Report only the number of lines that hold the word "Independent".

Extracted records
'''

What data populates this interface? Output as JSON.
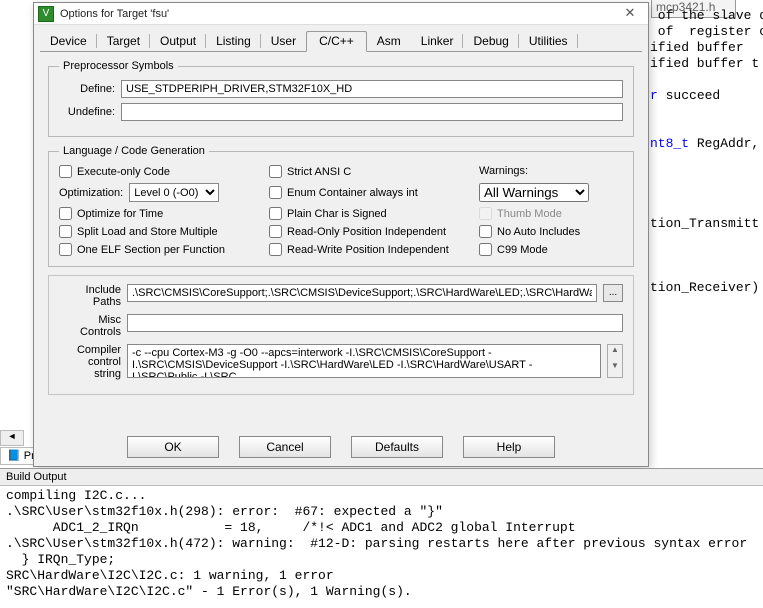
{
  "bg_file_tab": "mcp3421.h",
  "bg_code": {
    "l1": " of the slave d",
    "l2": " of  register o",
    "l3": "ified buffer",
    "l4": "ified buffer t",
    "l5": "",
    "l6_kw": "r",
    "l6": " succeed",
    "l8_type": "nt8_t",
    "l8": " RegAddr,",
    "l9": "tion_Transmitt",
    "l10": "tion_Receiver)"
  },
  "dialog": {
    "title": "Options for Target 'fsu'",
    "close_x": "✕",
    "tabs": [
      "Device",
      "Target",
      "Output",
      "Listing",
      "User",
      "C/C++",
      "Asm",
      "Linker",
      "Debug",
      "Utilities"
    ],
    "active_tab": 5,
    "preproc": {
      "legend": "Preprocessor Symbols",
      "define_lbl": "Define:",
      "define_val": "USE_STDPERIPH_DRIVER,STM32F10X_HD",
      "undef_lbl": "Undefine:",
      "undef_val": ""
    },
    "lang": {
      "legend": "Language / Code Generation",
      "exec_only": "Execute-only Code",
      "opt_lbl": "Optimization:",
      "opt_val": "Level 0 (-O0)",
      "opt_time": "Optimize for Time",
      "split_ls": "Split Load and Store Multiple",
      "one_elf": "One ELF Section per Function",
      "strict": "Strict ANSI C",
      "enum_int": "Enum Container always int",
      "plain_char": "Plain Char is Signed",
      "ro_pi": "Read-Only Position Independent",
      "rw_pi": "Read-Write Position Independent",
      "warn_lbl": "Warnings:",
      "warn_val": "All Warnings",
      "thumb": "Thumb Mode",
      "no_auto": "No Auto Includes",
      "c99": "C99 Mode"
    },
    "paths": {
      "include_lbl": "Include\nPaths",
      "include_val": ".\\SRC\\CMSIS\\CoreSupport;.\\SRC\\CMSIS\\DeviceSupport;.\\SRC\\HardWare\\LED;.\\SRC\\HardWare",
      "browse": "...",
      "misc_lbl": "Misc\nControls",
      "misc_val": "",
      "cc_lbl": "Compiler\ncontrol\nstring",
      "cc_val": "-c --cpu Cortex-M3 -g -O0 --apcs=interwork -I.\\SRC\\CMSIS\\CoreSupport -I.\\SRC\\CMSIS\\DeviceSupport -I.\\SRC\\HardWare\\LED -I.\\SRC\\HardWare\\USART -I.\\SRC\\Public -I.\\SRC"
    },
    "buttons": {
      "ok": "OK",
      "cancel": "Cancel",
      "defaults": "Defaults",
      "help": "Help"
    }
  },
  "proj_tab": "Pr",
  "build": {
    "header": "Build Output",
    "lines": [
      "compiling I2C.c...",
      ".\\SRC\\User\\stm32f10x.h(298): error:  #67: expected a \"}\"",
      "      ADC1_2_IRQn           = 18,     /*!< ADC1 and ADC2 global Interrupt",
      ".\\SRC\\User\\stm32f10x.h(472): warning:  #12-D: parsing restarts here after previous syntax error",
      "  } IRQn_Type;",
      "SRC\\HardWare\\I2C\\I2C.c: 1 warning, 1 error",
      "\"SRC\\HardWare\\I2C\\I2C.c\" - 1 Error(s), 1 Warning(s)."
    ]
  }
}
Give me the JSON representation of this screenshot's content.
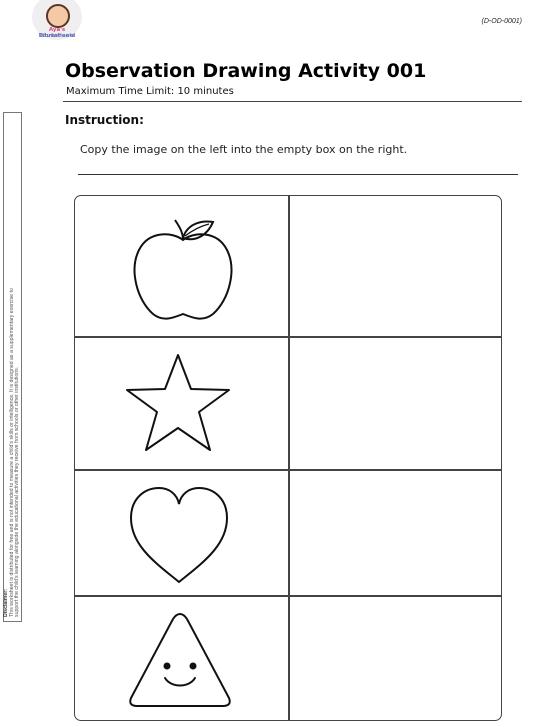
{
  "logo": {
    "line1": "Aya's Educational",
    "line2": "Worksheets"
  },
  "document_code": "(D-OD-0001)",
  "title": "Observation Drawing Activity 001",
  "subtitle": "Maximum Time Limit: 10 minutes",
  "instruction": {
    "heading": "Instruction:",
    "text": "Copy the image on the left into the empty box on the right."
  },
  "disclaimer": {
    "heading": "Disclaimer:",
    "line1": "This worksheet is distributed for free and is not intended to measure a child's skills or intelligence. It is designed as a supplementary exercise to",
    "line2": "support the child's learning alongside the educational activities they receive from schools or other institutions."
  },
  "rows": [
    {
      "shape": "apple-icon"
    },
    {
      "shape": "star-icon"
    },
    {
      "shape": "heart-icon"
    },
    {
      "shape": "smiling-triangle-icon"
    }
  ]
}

'''

▶ Answer below: 2